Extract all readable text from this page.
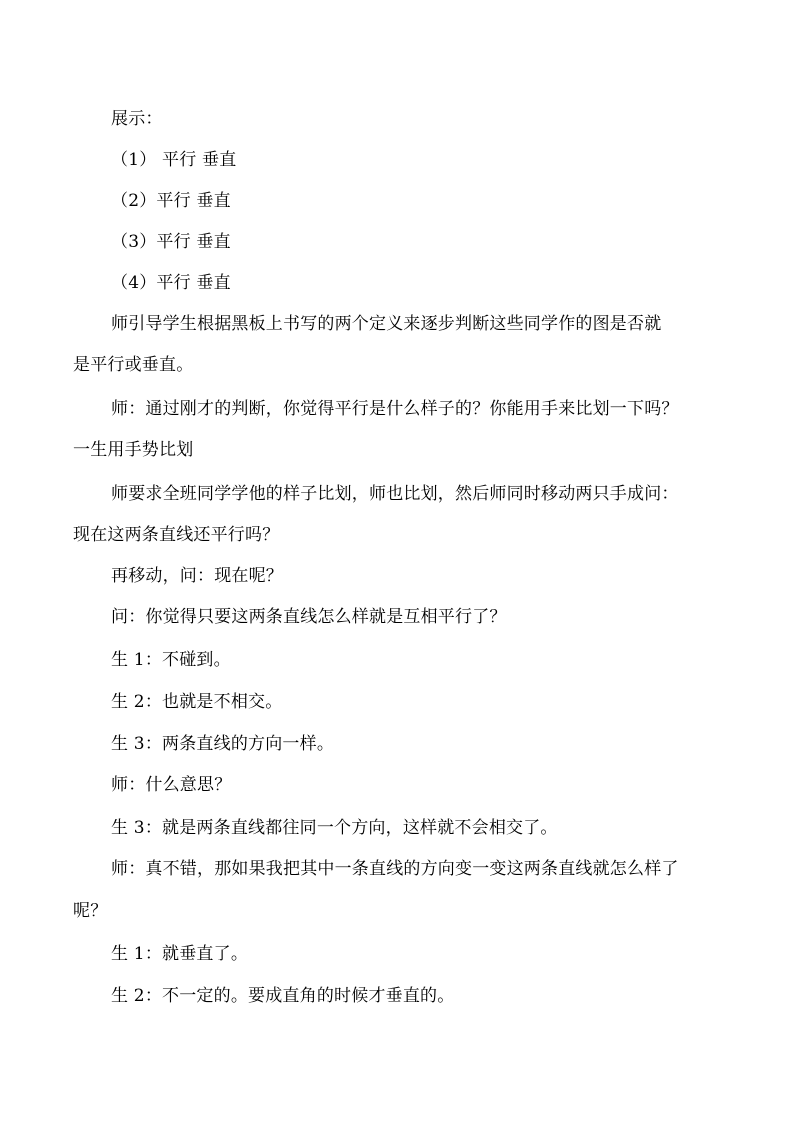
展示：
（1） 平行 垂直
（2）平行 垂直
（3）平行 垂直
（4）平行 垂直
师引导学生根据黑板上书写的两个定义来逐步判断这些同学作的图是否就
是平行或垂直。
师：通过刚才的判断，你觉得平行是什么样子的？你能用手来比划一下吗？
一生用手势比划
师要求全班同学学他的样子比划，师也比划，然后师同时移动两只手成问：
现在这两条直线还平行吗？
再移动，问：现在呢？
问：你觉得只要这两条直线怎么样就是互相平行了？
生 1：不碰到。
生 2：也就是不相交。
生 3：两条直线的方向一样。
师：什么意思？
生 3：就是两条直线都往同一个方向，这样就不会相交了。
师：真不错，那如果我把其中一条直线的方向变一变这两条直线就怎么样了
呢？
生 1：就垂直了。
生 2：不一定的。要成直角的时候才垂直的。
-*-
--- What is expected ---
Reproduce the entries above word for word. Pictures stay out.

--- Result of the exercise ---
Extract all readable text from this page.
展示：
（1） 平行 垂直
（2）平行 垂直
（3）平行 垂直
（4）平行 垂直
师引导学生根据黑板上书写的两个定义来逐步判断这些同学作的图是否就
是平行或垂直。
师：通过刚才的判断，你觉得平行是什么样子的？你能用手来比划一下吗？
一生用手势比划
师要求全班同学学他的样子比划，师也比划，然后师同时移动两只手成问：
现在这两条直线还平行吗？
再移动，问：现在呢？
问：你觉得只要这两条直线怎么样就是互相平行了？
生 1：不碰到。
生 2：也就是不相交。
生 3：两条直线的方向一样。
师：什么意思？
生 3：就是两条直线都往同一个方向，这样就不会相交了。
师：真不错，那如果我把其中一条直线的方向变一变这两条直线就怎么样了
呢？
生 1：就垂直了。
生 2：不一定的。要成直角的时候才垂直的。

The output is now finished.